§ **Instruction**: Repeat every line exactly, keeping the pictures out of the copy.

■ ■ ■ ■

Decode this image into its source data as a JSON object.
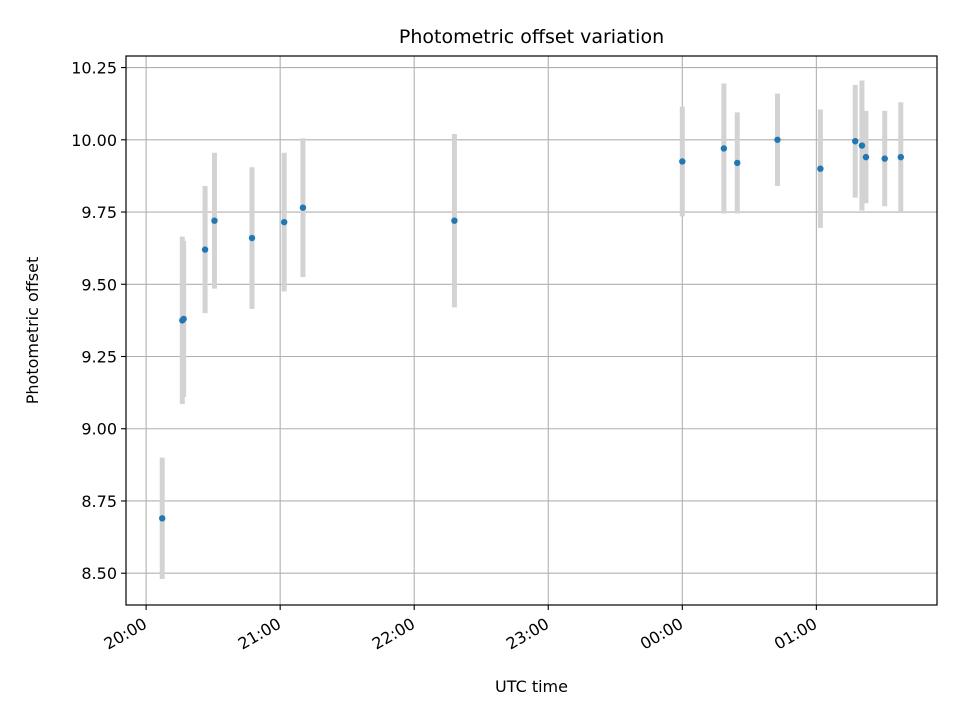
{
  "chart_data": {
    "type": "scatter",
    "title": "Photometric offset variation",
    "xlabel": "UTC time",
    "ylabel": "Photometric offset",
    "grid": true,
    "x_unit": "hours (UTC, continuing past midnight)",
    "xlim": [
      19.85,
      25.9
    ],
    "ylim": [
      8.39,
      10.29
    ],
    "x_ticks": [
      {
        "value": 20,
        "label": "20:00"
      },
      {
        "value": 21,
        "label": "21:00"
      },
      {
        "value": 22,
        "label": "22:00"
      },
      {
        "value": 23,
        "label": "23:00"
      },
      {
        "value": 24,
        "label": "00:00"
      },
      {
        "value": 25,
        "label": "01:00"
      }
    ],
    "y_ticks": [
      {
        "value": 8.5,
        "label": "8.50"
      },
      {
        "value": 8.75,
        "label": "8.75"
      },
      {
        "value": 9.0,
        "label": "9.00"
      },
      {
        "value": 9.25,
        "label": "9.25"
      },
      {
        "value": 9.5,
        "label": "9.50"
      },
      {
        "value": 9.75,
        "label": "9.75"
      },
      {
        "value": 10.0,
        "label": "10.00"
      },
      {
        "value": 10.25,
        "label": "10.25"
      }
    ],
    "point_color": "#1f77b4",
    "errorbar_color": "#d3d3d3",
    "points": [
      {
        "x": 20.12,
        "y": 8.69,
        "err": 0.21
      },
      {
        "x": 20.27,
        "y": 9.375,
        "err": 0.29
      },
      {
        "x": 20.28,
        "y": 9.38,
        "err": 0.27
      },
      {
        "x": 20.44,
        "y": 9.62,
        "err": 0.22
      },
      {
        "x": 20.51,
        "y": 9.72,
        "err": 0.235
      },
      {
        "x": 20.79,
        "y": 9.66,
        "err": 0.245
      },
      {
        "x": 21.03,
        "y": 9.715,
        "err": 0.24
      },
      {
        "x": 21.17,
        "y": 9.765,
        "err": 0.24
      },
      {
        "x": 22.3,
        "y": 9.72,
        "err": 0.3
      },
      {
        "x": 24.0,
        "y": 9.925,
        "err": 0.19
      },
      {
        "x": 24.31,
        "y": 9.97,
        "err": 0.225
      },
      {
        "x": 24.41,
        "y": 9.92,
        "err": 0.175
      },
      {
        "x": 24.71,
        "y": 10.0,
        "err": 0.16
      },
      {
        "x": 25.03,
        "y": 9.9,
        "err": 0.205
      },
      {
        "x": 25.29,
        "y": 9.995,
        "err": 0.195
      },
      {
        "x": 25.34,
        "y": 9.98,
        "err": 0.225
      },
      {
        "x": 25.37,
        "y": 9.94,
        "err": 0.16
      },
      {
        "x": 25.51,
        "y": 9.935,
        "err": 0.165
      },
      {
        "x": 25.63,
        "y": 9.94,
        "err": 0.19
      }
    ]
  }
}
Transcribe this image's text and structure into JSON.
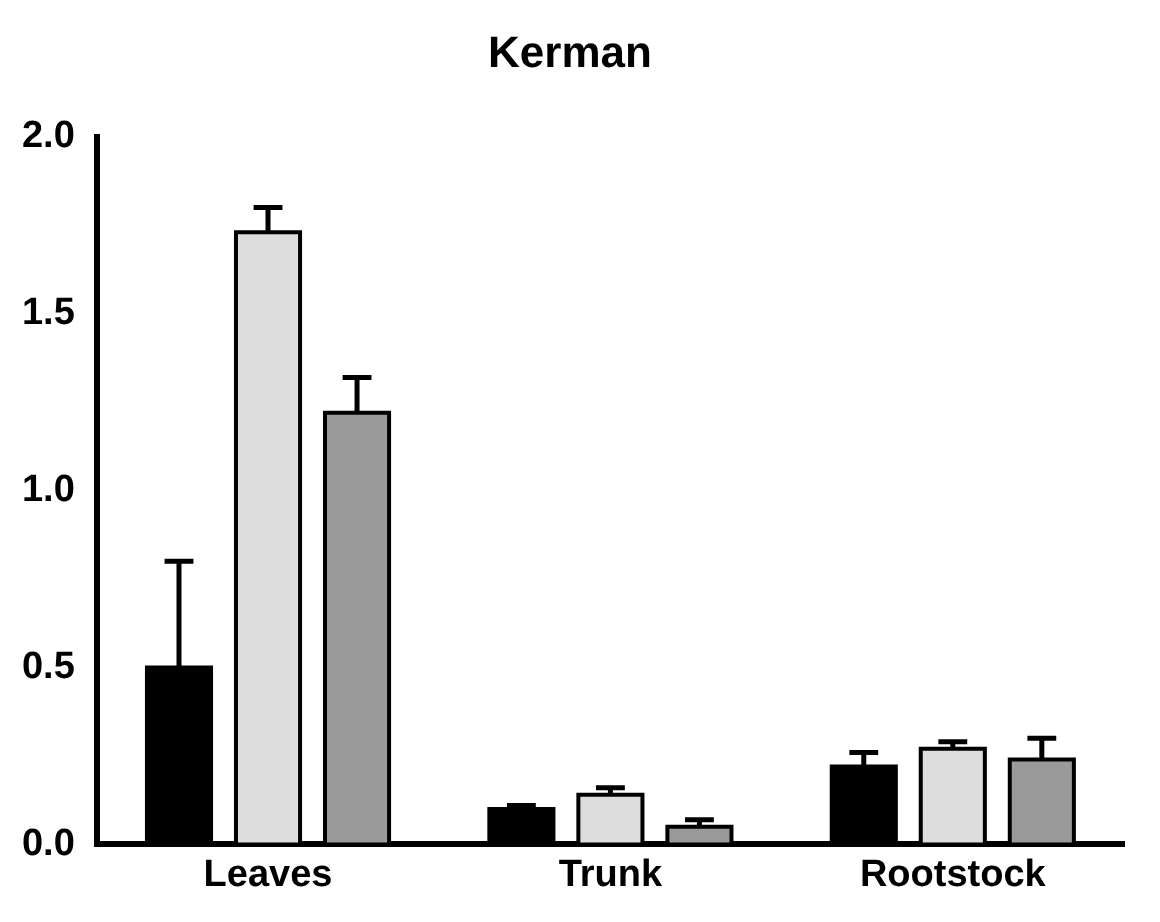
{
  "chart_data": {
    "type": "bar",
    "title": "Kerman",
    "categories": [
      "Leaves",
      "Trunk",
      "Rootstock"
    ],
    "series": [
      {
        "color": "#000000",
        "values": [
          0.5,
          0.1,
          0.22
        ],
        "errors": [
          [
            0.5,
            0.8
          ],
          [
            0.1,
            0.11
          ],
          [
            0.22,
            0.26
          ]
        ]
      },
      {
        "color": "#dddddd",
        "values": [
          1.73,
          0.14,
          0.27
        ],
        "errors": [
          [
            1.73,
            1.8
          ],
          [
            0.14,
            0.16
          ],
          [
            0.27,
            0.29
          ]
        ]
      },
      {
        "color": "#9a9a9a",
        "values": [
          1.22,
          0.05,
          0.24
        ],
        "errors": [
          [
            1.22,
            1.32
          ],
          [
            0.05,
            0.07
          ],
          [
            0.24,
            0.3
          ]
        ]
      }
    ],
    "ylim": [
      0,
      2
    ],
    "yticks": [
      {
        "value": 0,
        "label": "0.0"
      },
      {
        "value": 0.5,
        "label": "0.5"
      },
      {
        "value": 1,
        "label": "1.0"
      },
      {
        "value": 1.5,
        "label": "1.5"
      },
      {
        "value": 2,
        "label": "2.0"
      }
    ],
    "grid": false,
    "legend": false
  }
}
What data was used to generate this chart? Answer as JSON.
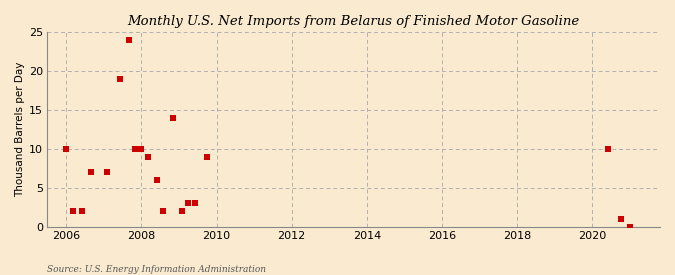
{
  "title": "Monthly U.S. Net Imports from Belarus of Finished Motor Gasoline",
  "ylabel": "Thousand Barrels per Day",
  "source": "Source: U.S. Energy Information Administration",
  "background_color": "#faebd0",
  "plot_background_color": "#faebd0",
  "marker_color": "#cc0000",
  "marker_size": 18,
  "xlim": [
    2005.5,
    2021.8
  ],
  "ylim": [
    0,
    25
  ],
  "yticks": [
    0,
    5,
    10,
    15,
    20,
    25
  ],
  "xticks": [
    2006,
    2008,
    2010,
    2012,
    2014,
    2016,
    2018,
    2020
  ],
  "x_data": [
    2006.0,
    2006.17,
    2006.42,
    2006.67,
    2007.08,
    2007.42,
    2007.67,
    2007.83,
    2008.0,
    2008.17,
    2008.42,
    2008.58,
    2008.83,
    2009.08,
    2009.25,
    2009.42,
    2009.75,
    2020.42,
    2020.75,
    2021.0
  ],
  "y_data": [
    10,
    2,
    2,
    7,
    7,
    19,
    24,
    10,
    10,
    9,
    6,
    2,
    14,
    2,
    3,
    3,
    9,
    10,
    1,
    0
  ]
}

■ ■ ■ ■

§ **Task response**:
Decode this image into its source data as a JSON object.
{
  "chart_data": {
    "type": "scatter",
    "title": "Photometric offset variation",
    "xlabel": "UTC time",
    "ylabel": "Photometric offset",
    "grid": true,
    "x_unit": "hours (UTC, continuing past midnight)",
    "xlim": [
      19.85,
      25.9
    ],
    "ylim": [
      8.39,
      10.29
    ],
    "x_ticks": [
      {
        "value": 20,
        "label": "20:00"
      },
      {
        "value": 21,
        "label": "21:00"
      },
      {
        "value": 22,
        "label": "22:00"
      },
      {
        "value": 23,
        "label": "23:00"
      },
      {
        "value": 24,
        "label": "00:00"
      },
      {
        "value": 25,
        "label": "01:00"
      }
    ],
    "y_ticks": [
      {
        "value": 8.5,
        "label": "8.50"
      },
      {
        "value": 8.75,
        "label": "8.75"
      },
      {
        "value": 9.0,
        "label": "9.00"
      },
      {
        "value": 9.25,
        "label": "9.25"
      },
      {
        "value": 9.5,
        "label": "9.50"
      },
      {
        "value": 9.75,
        "label": "9.75"
      },
      {
        "value": 10.0,
        "label": "10.00"
      },
      {
        "value": 10.25,
        "label": "10.25"
      }
    ],
    "point_color": "#1f77b4",
    "errorbar_color": "#d3d3d3",
    "points": [
      {
        "x": 20.12,
        "y": 8.69,
        "err": 0.21
      },
      {
        "x": 20.27,
        "y": 9.375,
        "err": 0.29
      },
      {
        "x": 20.28,
        "y": 9.38,
        "err": 0.27
      },
      {
        "x": 20.44,
        "y": 9.62,
        "err": 0.22
      },
      {
        "x": 20.51,
        "y": 9.72,
        "err": 0.235
      },
      {
        "x": 20.79,
        "y": 9.66,
        "err": 0.245
      },
      {
        "x": 21.03,
        "y": 9.715,
        "err": 0.24
      },
      {
        "x": 21.17,
        "y": 9.765,
        "err": 0.24
      },
      {
        "x": 22.3,
        "y": 9.72,
        "err": 0.3
      },
      {
        "x": 24.0,
        "y": 9.925,
        "err": 0.19
      },
      {
        "x": 24.31,
        "y": 9.97,
        "err": 0.225
      },
      {
        "x": 24.41,
        "y": 9.92,
        "err": 0.175
      },
      {
        "x": 24.71,
        "y": 10.0,
        "err": 0.16
      },
      {
        "x": 25.03,
        "y": 9.9,
        "err": 0.205
      },
      {
        "x": 25.29,
        "y": 9.995,
        "err": 0.195
      },
      {
        "x": 25.34,
        "y": 9.98,
        "err": 0.225
      },
      {
        "x": 25.37,
        "y": 9.94,
        "err": 0.16
      },
      {
        "x": 25.51,
        "y": 9.935,
        "err": 0.165
      },
      {
        "x": 25.63,
        "y": 9.94,
        "err": 0.19
      }
    ]
  }
}
Transcribe this image's text and structure into JSON.
{
  "chart_data": {
    "type": "bar",
    "title": "Kerman",
    "categories": [
      "Leaves",
      "Trunk",
      "Rootstock"
    ],
    "series": [
      {
        "color": "#000000",
        "values": [
          0.5,
          0.1,
          0.22
        ],
        "errors": [
          [
            0.5,
            0.8
          ],
          [
            0.1,
            0.11
          ],
          [
            0.22,
            0.26
          ]
        ]
      },
      {
        "color": "#dddddd",
        "values": [
          1.73,
          0.14,
          0.27
        ],
        "errors": [
          [
            1.73,
            1.8
          ],
          [
            0.14,
            0.16
          ],
          [
            0.27,
            0.29
          ]
        ]
      },
      {
        "color": "#9a9a9a",
        "values": [
          1.22,
          0.05,
          0.24
        ],
        "errors": [
          [
            1.22,
            1.32
          ],
          [
            0.05,
            0.07
          ],
          [
            0.24,
            0.3
          ]
        ]
      }
    ],
    "ylim": [
      0,
      2
    ],
    "yticks": [
      {
        "value": 0,
        "label": "0.0"
      },
      {
        "value": 0.5,
        "label": "0.5"
      },
      {
        "value": 1,
        "label": "1.0"
      },
      {
        "value": 1.5,
        "label": "1.5"
      },
      {
        "value": 2,
        "label": "2.0"
      }
    ],
    "grid": false,
    "legend": false
  }
}
What data was used to generate this chart? Answer as JSON.
{
  "title": "Monthly U.S. Net Imports from Belarus of Finished Motor Gasoline",
  "ylabel": "Thousand Barrels per Day",
  "source": "Source: U.S. Energy Information Administration",
  "background_color": "#faebd0",
  "plot_background_color": "#faebd0",
  "marker_color": "#cc0000",
  "marker_size": 18,
  "xlim": [
    2005.5,
    2021.8
  ],
  "ylim": [
    0,
    25
  ],
  "yticks": [
    0,
    5,
    10,
    15,
    20,
    25
  ],
  "xticks": [
    2006,
    2008,
    2010,
    2012,
    2014,
    2016,
    2018,
    2020
  ],
  "x_data": [
    2006.0,
    2006.17,
    2006.42,
    2006.67,
    2007.08,
    2007.42,
    2007.67,
    2007.83,
    2008.0,
    2008.17,
    2008.42,
    2008.58,
    2008.83,
    2009.08,
    2009.25,
    2009.42,
    2009.75,
    2020.42,
    2020.75,
    2021.0
  ],
  "y_data": [
    10,
    2,
    2,
    7,
    7,
    19,
    24,
    10,
    10,
    9,
    6,
    2,
    14,
    2,
    3,
    3,
    9,
    10,
    1,
    0
  ]
}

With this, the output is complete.